** Opening Task inputs block **

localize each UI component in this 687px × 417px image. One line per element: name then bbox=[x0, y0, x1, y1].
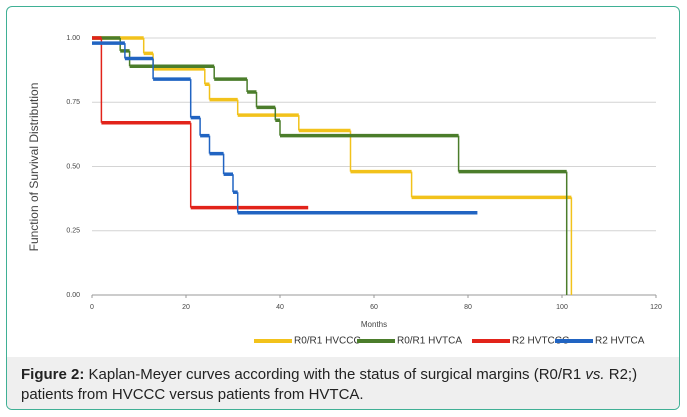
y-tick-label: 1.00 bbox=[66, 35, 80, 42]
y-tick-label: 0.50 bbox=[66, 163, 80, 170]
legend-label: R2 HVTCA bbox=[595, 336, 645, 347]
caption: Figure 2: Kaplan-Meyer curves according … bbox=[7, 357, 679, 409]
legend-label: R0/R1 HVCCC bbox=[294, 336, 361, 347]
caption-text: Kaplan-Meyer curves according with the s… bbox=[84, 366, 586, 383]
y-tick-label: 0.75 bbox=[66, 99, 80, 106]
y-axis-label: Function of Survival Distribution bbox=[27, 83, 41, 252]
x-tick-label: 60 bbox=[370, 304, 378, 311]
x-tick-label: 40 bbox=[276, 304, 284, 311]
x-tick-label: 20 bbox=[182, 304, 190, 311]
y-tick-label: 0.00 bbox=[66, 292, 80, 299]
x-tick-label: 120 bbox=[650, 304, 662, 311]
caption-label: Figure 2: bbox=[21, 366, 85, 383]
x-tick-label: 100 bbox=[556, 304, 568, 311]
y-tick-label: 0.25 bbox=[66, 228, 80, 235]
x-tick-label: 80 bbox=[464, 304, 472, 311]
figure: Function of Survival Distribution Months… bbox=[6, 6, 680, 410]
legend-label: R2 HVTCCC bbox=[512, 336, 569, 347]
x-tick-label: 0 bbox=[90, 304, 94, 311]
chart: Function of Survival Distribution Months… bbox=[27, 35, 662, 347]
caption-italic: vs. bbox=[585, 366, 605, 383]
caption-text: R2;) patients from HVCCC versus patients… bbox=[21, 366, 638, 403]
legend-label: R0/R1 HVTCA bbox=[397, 336, 462, 347]
x-axis-label: Months bbox=[361, 320, 387, 329]
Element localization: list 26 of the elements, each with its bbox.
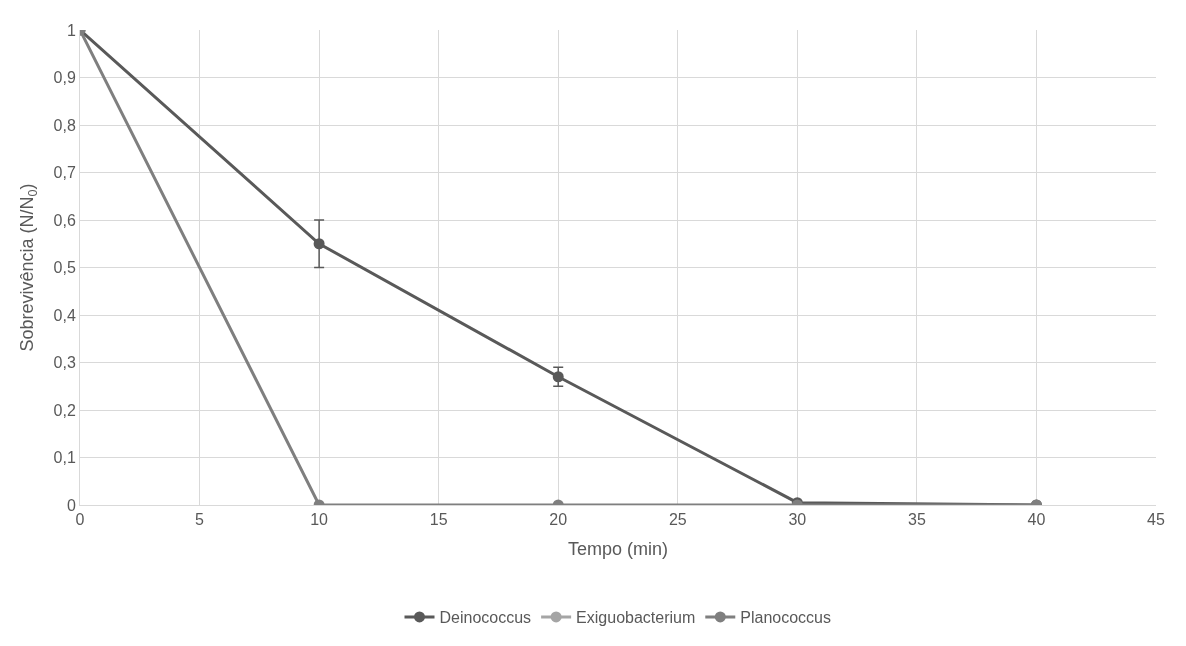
point (552, 371, 564, 383)
x-tick-label: 45 (1147, 511, 1165, 529)
y-tick-label: 0,4 (53, 306, 76, 324)
legend-label: Deinococcus (439, 609, 532, 627)
y-tick-label: 0,5 (53, 259, 76, 277)
x-tick-label: 5 (195, 511, 205, 529)
y-tick-label: 0,7 (53, 164, 76, 182)
y-tick-label: 0,6 (53, 211, 76, 229)
x-tick-label: 20 (549, 511, 568, 529)
x-tick-label: 25 (668, 511, 687, 529)
x-tick-label: 10 (310, 511, 329, 529)
legend-label: Planococcus (740, 609, 831, 627)
y-tick-label: 0 (66, 496, 76, 514)
y-tick-label: 1 (66, 21, 76, 39)
y-tick-label: 0,3 (53, 354, 76, 372)
x-tick-label: 30 (788, 511, 807, 529)
x-tick-label: 40 (1027, 511, 1046, 529)
x-tick-label: 15 (429, 511, 448, 529)
y-tick-label: 0,8 (53, 116, 76, 134)
y-tick-label: 0,2 (53, 401, 76, 419)
legend-label: Exiguobacterium (576, 609, 696, 627)
x-axis-title: Tempo (min) (567, 539, 669, 560)
point (313, 238, 325, 250)
y-tick-label: 0,1 (53, 449, 76, 467)
y-tick-label: 0,9 (53, 69, 76, 87)
x-tick-label: 35 (907, 511, 926, 529)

** Closing Task inputs block **

Exercise directions:
Return the entries exactly as given. Do not include pictures.

Output of the exercise:
localize each UI component in this 687px × 417px image. One line per element: name then bbox=[x0, y0, x1, y1].
y-tick-label: 1.00 bbox=[66, 35, 80, 42]
y-tick-label: 0.50 bbox=[66, 163, 80, 170]
legend-label: R2 HVTCA bbox=[595, 336, 645, 347]
caption: Figure 2: Kaplan-Meyer curves according … bbox=[7, 357, 679, 409]
legend-label: R0/R1 HVCCC bbox=[294, 336, 361, 347]
caption-text: Kaplan-Meyer curves according with the s… bbox=[84, 366, 586, 383]
y-tick-label: 0.75 bbox=[66, 99, 80, 106]
y-axis-label: Function of Survival Distribution bbox=[27, 83, 41, 252]
x-tick-label: 60 bbox=[370, 304, 378, 311]
x-tick-label: 40 bbox=[276, 304, 284, 311]
x-tick-label: 20 bbox=[182, 304, 190, 311]
y-tick-label: 0.00 bbox=[66, 292, 80, 299]
x-tick-label: 120 bbox=[650, 304, 662, 311]
caption-label: Figure 2: bbox=[21, 366, 85, 383]
x-tick-label: 100 bbox=[556, 304, 568, 311]
y-tick-label: 0.25 bbox=[66, 228, 80, 235]
x-tick-label: 80 bbox=[464, 304, 472, 311]
figure: Function of Survival Distribution Months… bbox=[6, 6, 680, 410]
legend-label: R2 HVTCCC bbox=[512, 336, 569, 347]
x-tick-label: 0 bbox=[90, 304, 94, 311]
chart: Function of Survival Distribution Months… bbox=[27, 35, 662, 347]
caption-italic: vs. bbox=[585, 366, 605, 383]
caption-text: R2;) patients from HVCCC versus patients… bbox=[21, 366, 638, 403]
legend-label: R0/R1 HVTCA bbox=[397, 336, 462, 347]
x-axis-label: Months bbox=[361, 320, 387, 329]
Element localization: list 26 of the elements, each with its bbox.
point (552, 371, 564, 383)
x-tick-label: 45 (1147, 511, 1165, 529)
y-tick-label: 0,4 (53, 306, 76, 324)
legend-label: Deinococcus (439, 609, 532, 627)
y-tick-label: 0,5 (53, 259, 76, 277)
x-tick-label: 5 (195, 511, 205, 529)
y-tick-label: 0,7 (53, 164, 76, 182)
y-tick-label: 0,6 (53, 211, 76, 229)
x-tick-label: 20 (549, 511, 568, 529)
x-tick-label: 25 (668, 511, 687, 529)
x-tick-label: 10 (310, 511, 329, 529)
legend-label: Planococcus (740, 609, 831, 627)
y-tick-label: 0 (66, 496, 76, 514)
y-tick-label: 1 (66, 21, 76, 39)
y-tick-label: 0,3 (53, 354, 76, 372)
x-tick-label: 30 (788, 511, 807, 529)
x-tick-label: 40 (1027, 511, 1046, 529)
x-tick-label: 15 (429, 511, 448, 529)
y-tick-label: 0,8 (53, 116, 76, 134)
y-tick-label: 0,2 (53, 401, 76, 419)
legend-label: Exiguobacterium (576, 609, 696, 627)
x-axis-title: Tempo (min) (567, 539, 669, 560)
point (313, 238, 325, 250)
y-tick-label: 0,1 (53, 449, 76, 467)
y-tick-label: 0,9 (53, 69, 76, 87)
x-tick-label: 35 (907, 511, 926, 529)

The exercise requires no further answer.